### Task statement
Filter the entries and keep only the lines where the string "Annex" appears.

Figure collection entries
------------------------------------------------------------

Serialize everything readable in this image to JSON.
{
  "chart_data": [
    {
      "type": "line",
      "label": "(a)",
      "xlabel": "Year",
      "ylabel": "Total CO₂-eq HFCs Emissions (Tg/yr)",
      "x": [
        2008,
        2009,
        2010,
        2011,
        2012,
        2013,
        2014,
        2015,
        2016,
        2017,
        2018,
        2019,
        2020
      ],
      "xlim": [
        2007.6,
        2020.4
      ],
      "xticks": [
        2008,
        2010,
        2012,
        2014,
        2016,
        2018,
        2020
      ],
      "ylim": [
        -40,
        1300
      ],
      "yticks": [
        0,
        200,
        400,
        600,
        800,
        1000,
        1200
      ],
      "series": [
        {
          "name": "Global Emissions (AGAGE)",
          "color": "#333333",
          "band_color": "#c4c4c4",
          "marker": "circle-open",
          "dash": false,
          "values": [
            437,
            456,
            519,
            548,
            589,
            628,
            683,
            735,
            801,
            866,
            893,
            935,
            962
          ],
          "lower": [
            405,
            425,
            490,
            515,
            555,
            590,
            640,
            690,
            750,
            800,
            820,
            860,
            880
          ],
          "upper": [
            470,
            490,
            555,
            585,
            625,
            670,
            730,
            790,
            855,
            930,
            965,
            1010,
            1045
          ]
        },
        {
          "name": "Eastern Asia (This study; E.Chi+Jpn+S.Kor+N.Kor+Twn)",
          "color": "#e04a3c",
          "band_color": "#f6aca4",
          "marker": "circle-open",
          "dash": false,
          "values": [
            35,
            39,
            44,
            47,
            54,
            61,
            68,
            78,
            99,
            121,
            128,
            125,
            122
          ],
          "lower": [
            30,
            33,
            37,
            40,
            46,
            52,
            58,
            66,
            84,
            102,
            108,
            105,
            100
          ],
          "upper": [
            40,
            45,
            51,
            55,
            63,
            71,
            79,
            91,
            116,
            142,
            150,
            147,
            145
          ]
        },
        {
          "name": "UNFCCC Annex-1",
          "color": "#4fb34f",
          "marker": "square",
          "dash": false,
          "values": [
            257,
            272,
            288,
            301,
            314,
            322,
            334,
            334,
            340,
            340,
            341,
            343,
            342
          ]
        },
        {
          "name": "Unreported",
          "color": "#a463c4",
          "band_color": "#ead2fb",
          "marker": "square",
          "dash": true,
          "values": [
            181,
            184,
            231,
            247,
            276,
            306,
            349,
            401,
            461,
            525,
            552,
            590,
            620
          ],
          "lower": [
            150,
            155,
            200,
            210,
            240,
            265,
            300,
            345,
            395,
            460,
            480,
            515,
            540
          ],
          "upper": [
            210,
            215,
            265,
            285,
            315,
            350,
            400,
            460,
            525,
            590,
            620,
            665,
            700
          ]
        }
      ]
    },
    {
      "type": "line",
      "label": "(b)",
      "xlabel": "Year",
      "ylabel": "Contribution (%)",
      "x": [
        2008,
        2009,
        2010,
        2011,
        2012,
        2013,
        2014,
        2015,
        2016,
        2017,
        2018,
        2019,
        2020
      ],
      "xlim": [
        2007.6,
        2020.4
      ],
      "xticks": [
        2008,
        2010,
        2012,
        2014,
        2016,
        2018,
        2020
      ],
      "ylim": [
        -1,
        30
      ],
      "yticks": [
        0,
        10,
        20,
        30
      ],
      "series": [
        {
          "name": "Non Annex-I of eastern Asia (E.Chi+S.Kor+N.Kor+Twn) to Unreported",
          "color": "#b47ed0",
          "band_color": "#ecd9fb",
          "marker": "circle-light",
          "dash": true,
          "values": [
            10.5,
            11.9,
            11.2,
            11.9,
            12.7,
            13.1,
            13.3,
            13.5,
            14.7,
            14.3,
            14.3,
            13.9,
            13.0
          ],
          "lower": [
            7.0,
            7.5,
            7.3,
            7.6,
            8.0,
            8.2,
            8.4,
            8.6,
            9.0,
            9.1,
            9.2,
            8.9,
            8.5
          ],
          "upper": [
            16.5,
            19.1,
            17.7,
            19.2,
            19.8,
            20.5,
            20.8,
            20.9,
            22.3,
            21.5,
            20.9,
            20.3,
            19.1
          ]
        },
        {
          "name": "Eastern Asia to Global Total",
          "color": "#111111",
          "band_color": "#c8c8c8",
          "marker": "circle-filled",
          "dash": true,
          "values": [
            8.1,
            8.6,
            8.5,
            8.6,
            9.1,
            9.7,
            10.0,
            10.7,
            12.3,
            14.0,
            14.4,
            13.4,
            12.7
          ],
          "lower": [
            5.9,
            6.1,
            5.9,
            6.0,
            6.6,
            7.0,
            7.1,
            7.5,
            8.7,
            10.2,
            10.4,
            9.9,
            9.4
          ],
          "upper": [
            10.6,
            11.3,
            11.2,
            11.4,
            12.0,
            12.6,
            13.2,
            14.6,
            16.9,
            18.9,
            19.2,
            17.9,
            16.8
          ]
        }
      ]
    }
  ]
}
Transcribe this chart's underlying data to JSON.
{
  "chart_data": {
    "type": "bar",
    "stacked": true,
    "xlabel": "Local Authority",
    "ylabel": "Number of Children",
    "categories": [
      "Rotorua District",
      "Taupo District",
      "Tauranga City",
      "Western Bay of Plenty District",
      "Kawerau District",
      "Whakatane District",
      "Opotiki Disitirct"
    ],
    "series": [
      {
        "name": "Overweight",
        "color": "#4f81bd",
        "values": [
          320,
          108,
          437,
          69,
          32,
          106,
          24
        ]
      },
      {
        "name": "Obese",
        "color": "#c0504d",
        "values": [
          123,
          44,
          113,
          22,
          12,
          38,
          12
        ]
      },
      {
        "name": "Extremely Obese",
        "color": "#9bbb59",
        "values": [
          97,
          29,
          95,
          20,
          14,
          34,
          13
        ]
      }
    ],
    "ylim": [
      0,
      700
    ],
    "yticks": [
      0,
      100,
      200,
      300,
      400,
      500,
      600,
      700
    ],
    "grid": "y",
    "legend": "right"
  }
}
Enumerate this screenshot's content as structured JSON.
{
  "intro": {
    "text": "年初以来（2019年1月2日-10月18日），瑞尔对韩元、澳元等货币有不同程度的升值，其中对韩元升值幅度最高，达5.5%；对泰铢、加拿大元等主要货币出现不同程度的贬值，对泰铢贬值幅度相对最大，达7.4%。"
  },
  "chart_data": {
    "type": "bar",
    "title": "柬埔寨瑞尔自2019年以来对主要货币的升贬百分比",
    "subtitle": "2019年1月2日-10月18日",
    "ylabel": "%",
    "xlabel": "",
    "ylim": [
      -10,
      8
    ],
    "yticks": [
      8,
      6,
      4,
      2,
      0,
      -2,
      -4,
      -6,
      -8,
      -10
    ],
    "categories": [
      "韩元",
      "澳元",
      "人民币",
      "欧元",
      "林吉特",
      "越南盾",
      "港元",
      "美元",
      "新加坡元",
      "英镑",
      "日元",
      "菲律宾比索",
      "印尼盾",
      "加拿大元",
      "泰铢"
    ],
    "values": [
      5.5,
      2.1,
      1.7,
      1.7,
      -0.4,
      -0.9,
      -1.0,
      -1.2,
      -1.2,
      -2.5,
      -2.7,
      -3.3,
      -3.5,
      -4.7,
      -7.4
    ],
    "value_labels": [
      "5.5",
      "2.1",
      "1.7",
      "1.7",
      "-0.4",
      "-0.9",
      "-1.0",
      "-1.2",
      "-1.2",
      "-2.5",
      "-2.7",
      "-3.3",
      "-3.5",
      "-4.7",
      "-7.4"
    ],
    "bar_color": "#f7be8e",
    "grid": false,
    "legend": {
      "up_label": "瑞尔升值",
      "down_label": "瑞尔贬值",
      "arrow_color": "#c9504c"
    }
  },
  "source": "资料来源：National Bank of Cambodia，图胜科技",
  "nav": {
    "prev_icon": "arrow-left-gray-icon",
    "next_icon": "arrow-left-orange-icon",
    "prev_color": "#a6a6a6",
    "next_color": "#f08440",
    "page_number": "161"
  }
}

------------------------------------------------------------

### Answer to the problem
          "name": "UNFCCC Annex-1",
          "name": "Non Annex-I of eastern Asia (E.Chi+S.Kor+N.Kor+Twn) to Unreported",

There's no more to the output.